Data records -
----
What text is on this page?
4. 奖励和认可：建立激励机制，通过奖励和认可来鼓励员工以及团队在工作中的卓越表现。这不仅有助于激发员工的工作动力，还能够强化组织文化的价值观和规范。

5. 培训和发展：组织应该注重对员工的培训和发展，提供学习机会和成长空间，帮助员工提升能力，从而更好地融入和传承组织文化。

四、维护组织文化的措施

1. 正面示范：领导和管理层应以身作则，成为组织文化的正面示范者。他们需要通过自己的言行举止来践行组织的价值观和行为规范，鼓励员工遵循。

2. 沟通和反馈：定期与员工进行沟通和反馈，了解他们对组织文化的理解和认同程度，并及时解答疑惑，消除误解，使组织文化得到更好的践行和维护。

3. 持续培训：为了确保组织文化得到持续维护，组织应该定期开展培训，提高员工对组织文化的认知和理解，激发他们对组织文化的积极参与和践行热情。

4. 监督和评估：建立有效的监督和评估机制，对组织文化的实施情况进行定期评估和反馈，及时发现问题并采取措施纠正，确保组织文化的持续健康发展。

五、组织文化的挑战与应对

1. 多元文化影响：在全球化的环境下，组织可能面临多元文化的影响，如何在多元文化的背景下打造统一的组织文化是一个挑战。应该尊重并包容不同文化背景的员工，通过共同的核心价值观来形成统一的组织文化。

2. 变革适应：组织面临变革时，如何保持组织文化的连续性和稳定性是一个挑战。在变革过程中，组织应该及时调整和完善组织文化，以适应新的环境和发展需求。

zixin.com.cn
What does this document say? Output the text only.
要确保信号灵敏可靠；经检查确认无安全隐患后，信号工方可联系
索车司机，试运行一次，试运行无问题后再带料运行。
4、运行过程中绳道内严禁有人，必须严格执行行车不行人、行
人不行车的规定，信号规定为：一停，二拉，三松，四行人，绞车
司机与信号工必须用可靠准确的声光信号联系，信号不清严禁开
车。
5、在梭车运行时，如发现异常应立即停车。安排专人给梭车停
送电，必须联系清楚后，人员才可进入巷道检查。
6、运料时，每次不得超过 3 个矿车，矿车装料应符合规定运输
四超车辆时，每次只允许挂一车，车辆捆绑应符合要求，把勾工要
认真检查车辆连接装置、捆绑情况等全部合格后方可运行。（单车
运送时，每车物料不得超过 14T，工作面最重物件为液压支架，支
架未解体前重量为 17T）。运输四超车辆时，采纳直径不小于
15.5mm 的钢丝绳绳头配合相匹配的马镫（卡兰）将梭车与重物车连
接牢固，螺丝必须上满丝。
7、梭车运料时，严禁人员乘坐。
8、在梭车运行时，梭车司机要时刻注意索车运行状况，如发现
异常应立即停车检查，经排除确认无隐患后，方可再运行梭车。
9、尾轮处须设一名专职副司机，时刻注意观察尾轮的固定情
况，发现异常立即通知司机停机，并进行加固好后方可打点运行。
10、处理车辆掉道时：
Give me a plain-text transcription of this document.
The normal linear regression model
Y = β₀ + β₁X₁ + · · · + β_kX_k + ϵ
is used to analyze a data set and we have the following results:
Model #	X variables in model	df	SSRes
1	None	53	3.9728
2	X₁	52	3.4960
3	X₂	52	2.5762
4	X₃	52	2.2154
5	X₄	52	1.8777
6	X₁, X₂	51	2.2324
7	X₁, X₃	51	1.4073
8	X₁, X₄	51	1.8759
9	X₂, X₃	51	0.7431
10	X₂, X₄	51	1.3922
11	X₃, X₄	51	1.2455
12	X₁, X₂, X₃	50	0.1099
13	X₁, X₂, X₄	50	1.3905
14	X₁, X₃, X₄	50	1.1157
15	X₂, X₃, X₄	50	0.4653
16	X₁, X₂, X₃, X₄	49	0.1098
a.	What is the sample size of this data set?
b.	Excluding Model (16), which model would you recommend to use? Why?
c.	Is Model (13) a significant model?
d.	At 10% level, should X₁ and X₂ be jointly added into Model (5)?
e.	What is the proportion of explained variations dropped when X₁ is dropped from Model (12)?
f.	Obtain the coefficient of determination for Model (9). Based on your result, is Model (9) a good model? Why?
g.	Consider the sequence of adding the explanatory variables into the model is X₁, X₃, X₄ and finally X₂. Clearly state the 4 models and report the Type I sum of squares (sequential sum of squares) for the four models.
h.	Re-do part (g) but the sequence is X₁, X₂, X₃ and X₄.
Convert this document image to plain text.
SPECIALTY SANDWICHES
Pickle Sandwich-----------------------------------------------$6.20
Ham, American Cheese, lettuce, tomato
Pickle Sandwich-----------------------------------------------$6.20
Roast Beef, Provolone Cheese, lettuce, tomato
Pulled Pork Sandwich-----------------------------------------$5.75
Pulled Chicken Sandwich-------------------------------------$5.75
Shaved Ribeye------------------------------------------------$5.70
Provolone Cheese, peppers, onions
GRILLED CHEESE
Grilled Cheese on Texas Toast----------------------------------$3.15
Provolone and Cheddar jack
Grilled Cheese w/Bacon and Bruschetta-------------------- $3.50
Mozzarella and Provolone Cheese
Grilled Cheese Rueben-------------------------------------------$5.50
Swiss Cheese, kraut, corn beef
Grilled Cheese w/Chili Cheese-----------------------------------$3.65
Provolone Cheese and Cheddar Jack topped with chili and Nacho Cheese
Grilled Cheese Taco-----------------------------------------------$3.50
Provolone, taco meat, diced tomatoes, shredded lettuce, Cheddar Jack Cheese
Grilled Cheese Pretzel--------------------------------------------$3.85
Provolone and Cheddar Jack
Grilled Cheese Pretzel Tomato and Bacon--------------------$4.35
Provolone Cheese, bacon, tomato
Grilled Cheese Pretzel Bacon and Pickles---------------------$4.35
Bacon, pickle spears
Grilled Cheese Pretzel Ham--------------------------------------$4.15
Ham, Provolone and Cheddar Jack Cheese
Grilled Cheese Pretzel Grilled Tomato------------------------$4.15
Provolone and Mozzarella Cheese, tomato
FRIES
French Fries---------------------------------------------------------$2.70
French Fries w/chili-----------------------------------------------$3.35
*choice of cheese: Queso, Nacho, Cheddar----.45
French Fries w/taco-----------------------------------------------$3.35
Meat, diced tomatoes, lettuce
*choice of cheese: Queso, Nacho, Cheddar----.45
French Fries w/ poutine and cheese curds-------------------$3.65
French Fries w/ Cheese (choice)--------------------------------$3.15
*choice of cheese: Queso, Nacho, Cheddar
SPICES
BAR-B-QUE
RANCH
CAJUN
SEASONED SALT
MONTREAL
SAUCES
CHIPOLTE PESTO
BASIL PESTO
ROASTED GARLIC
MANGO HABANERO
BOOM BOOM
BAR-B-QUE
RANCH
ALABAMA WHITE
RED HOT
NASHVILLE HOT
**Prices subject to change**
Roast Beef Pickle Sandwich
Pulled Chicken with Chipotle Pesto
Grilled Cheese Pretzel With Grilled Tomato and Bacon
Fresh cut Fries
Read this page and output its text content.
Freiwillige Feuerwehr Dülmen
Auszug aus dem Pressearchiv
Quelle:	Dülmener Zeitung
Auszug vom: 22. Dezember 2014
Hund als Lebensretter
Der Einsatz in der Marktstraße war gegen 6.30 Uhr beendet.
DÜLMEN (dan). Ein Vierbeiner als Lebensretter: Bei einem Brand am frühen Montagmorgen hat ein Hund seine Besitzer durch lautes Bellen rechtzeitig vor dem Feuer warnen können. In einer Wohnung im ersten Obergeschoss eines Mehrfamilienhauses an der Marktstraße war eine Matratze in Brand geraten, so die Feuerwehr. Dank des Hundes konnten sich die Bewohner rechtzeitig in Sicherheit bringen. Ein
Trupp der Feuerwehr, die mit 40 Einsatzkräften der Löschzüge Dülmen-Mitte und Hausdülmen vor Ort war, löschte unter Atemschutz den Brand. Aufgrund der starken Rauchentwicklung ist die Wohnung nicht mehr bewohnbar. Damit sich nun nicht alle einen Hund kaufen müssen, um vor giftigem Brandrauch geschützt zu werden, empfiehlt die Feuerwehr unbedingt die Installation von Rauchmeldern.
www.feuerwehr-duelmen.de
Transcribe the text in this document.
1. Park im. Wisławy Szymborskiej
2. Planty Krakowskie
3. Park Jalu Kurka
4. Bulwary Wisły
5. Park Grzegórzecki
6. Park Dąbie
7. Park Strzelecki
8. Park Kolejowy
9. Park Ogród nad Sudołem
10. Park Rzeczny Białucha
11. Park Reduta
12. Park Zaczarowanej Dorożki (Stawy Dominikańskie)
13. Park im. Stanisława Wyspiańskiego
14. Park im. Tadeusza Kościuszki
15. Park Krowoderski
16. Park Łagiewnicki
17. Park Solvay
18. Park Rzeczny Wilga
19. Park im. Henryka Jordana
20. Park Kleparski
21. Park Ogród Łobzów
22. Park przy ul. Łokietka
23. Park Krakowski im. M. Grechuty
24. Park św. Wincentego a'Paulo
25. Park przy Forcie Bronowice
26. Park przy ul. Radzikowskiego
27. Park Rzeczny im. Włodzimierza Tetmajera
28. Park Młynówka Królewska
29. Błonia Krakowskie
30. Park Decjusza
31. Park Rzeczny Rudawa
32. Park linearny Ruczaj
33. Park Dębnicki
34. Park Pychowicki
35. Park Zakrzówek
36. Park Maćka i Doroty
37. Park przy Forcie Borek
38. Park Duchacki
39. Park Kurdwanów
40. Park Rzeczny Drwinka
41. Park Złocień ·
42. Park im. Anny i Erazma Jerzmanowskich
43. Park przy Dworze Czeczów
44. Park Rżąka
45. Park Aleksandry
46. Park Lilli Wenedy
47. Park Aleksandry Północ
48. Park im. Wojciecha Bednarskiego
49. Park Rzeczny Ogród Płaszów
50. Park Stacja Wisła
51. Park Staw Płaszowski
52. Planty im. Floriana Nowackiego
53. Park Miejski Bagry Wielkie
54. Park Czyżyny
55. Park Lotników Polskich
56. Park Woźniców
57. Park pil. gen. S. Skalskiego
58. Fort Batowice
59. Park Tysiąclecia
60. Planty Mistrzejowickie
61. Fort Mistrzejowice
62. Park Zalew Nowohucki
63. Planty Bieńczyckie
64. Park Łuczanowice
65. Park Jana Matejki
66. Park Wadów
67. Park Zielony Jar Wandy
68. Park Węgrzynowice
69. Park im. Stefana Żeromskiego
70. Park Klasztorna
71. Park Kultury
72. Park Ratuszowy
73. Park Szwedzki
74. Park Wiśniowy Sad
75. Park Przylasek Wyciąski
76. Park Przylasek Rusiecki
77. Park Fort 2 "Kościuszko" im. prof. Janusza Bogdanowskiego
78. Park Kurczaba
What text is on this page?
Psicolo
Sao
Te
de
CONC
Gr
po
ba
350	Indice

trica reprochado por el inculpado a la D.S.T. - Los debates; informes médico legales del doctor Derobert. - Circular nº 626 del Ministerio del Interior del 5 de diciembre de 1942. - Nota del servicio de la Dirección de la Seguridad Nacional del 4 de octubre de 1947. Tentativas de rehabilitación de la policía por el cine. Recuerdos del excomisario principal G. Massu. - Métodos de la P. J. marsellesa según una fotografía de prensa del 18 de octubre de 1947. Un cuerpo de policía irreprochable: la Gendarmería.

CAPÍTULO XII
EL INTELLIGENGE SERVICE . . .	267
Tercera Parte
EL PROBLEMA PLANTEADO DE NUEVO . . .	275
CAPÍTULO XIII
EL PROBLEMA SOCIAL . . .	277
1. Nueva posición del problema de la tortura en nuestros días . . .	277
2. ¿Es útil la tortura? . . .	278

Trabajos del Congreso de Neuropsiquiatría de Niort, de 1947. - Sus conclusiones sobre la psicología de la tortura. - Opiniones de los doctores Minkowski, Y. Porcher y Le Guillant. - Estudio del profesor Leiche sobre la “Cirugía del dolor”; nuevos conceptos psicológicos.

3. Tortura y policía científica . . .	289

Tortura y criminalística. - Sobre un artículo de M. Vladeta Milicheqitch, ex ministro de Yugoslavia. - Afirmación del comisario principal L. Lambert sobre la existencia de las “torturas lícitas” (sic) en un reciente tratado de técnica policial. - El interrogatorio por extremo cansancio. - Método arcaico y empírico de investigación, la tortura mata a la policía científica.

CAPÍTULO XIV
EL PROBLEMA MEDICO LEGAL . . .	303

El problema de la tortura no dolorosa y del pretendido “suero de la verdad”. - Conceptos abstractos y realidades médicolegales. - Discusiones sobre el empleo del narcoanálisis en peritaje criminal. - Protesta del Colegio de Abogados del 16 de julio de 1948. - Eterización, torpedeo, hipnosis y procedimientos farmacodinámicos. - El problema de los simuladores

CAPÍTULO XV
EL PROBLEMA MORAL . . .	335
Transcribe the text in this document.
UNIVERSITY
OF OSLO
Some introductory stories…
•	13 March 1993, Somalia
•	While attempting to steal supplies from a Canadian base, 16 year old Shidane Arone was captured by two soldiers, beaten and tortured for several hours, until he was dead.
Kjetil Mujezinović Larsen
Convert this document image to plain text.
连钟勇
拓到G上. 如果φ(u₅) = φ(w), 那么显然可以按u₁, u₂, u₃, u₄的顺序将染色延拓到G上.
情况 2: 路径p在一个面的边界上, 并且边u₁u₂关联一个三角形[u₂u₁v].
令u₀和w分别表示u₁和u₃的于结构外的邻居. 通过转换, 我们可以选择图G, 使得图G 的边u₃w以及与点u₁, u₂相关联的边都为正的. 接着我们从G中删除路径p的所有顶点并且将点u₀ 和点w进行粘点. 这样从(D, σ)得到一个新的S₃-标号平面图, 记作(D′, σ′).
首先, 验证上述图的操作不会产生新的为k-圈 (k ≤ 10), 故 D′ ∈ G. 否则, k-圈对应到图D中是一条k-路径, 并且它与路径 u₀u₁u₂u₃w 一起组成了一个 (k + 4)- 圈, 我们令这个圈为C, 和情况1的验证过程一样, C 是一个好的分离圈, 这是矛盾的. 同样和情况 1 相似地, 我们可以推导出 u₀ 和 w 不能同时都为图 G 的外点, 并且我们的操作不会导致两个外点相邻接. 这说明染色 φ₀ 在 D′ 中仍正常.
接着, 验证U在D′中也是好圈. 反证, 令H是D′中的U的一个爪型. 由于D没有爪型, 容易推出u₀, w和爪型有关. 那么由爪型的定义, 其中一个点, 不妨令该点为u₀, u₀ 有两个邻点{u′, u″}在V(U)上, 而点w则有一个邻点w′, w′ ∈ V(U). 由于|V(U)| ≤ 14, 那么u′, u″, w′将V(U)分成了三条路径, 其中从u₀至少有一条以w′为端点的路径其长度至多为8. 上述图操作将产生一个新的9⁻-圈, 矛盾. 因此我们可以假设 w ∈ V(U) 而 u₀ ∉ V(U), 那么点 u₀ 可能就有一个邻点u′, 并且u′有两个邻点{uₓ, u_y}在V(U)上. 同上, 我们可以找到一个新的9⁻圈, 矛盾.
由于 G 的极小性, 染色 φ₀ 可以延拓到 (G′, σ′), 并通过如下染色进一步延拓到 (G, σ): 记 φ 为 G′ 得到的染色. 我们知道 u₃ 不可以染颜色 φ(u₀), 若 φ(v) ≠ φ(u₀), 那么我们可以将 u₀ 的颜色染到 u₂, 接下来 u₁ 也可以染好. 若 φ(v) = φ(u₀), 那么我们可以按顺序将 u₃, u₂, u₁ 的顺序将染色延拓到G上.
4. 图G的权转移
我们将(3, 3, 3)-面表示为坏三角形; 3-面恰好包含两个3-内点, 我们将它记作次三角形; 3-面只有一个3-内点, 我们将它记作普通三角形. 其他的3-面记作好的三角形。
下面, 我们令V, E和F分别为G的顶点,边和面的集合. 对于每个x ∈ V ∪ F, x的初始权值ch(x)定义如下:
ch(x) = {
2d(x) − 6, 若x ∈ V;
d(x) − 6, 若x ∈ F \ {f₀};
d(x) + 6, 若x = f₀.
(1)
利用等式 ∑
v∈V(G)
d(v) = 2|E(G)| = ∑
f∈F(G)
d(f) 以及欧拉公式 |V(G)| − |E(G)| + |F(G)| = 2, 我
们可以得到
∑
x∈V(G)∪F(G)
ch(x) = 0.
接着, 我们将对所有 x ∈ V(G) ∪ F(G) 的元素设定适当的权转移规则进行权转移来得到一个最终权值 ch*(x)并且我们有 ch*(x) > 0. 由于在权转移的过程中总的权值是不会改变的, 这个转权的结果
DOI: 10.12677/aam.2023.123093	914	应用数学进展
----
WRITTEN TASK - Pick out every line holding the string "Nacho" and return it.

RESULT OF THE EXERCISE -
Provolone Cheese and Cheddar Jack topped with chili and Nacho Cheese
*choice of cheese: Queso, Nacho, Cheddar----.45
*choice of cheese: Queso, Nacho, Cheddar----.45
*choice of cheese: Queso, Nacho, Cheddar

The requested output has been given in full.